EXERCISE REQUIREMENTS
Write the number of lines holding the word "this", and nothing else.

DATA
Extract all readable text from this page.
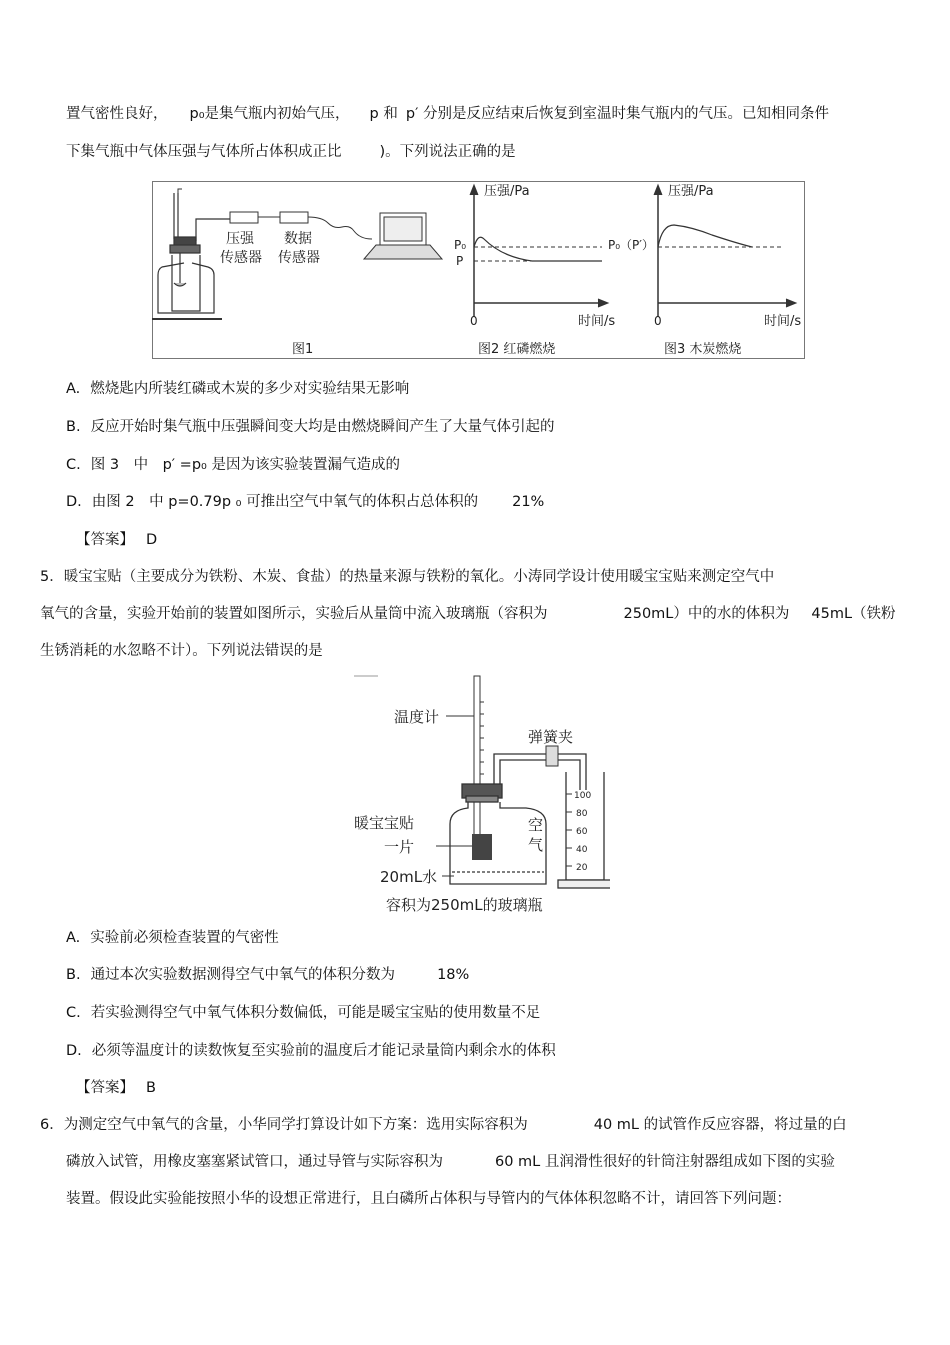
置气密性良好， p₀是集气瓶内初始气压， p 和 p′ 分别是反应结束后恢复到室温时集气瓶内的气压。已知相同条件
下集气瓶中气体压强与气体所占体积成正比	)。下列说法正确的是
压强
传感器
数据
传感器
压强/Pa
P₀
P
0	时间/s
压强/Pa
P₀（P′）
0	时间/s
图1	图2 红磷燃烧	图3 木炭燃烧
A. 燃烧匙内所装红磷或木炭的多少对实验结果无影响
B. 反应开始时集气瓶中压强瞬间变大均是由燃烧瞬间产生了大量气体引起的
C. 图 3　中　p′ =p₀ 是因为该实验装置漏气造成的
D. 由图 2　中 p=0.79p ₀ 可推出空气中氧气的体积占总体积的 21%
【答案】 D
5．暖宝宝贴（主要成分为铁粉、木炭、食盐）的热量来源与铁粉的氧化。小涛同学设计使用暖宝宝贴来测定空气中
氧气的含量，实验开始前的装置如图所示，实验后从量筒中流入玻璃瓶（容积为	250mL）中的水的体积为 45mL（铁粉
生锈消耗的水忽略不计）。下列说法错误的是
温度计
暖宝宝贴
一片
20mL水
空
气
弹簧夹
100
80
60
40
20
容积为250mL的玻璃瓶
A. 实验前必须检查装置的气密性
B. 通过本次实验数据测得空气中氧气的体积分数为	18%
C. 若实验测得空气中氧气体积分数偏低，可能是暖宝宝贴的使用数量不足
D. 必须等温度计的读数恢复至实验前的温度后才能记录量筒内剩余水的体积
【答案】 B
6．为测定空气中氧气的含量，小华同学打算设计如下方案：选用实际容积为	40 mL 的试管作反应容器，将过量的白
磷放入试管，用橡皮塞塞紧试管口，通过导管与实际容积为	60 mL 且润滑性很好的针筒注射器组成如下图的实验
装置。假设此实验能按照小华的设想正常进行，且白磷所占体积与导管内的气体体积忽略不计，请回答下列问题：
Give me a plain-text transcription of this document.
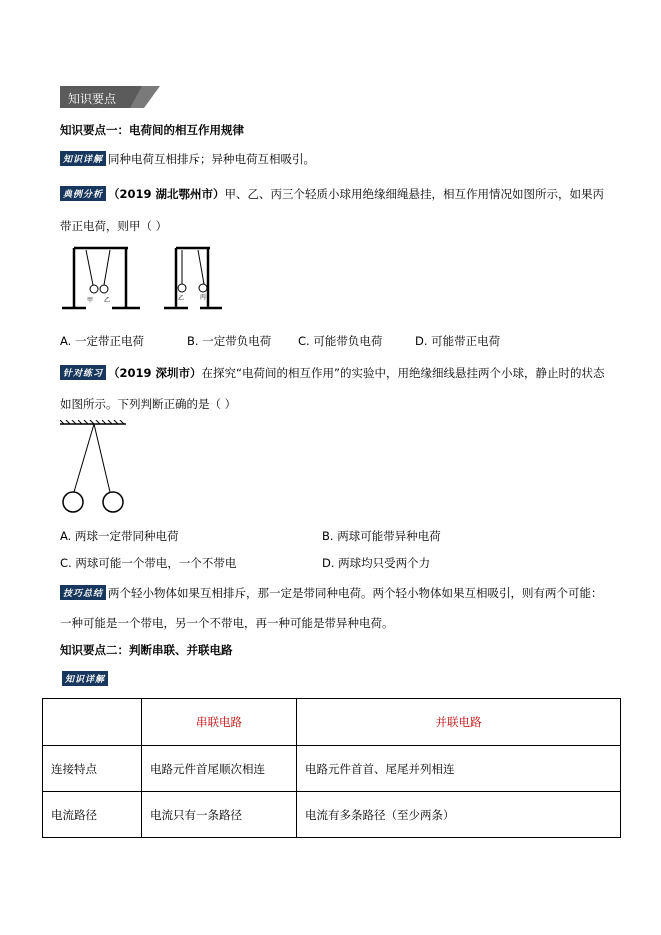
知识要点
知识要点一：电荷间的相互作用规律
知识详解 同种电荷互相排斥；异种电荷互相吸引。
典例分析 （2019 湖北鄂州市）甲、乙、丙三个轻质小球用绝缘细绳悬挂，相互作用情况如图所示，如果丙
带正电荷，则甲（ ）
甲 乙	乙	丙
A. 一定带正电荷	B. 一定带负电荷 C. 可能带负电荷	D. 可能带正电荷
针对练习 （2019 深圳市）在探究“电荷间的相互作用”的实验中，用绝缘细线悬挂两个小球，静止时的状态
如图所示。下列判断正确的是（ ）
A. 两球一定带同种电荷	B. 两球可能带异种电荷
C. 两球可能一个带电，一个不带电	D. 两球均只受两个力
技巧总结 两个轻小物体如果互相排斥，那一定是带同种电荷。两个轻小物体如果互相吸引，则有两个可能：
一种可能是一个带电，另一个不带电，再一种可能是带异种电荷。
知识要点二：判断串联、并联电路
知识详解
	串联电路	并联电路
连接特点	电路元件首尾顺次相连	电路元件首首、尾尾并列相连
电流路径	电流只有一条路径	电流有多条路径（至少两条）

FULL SOLUTION
2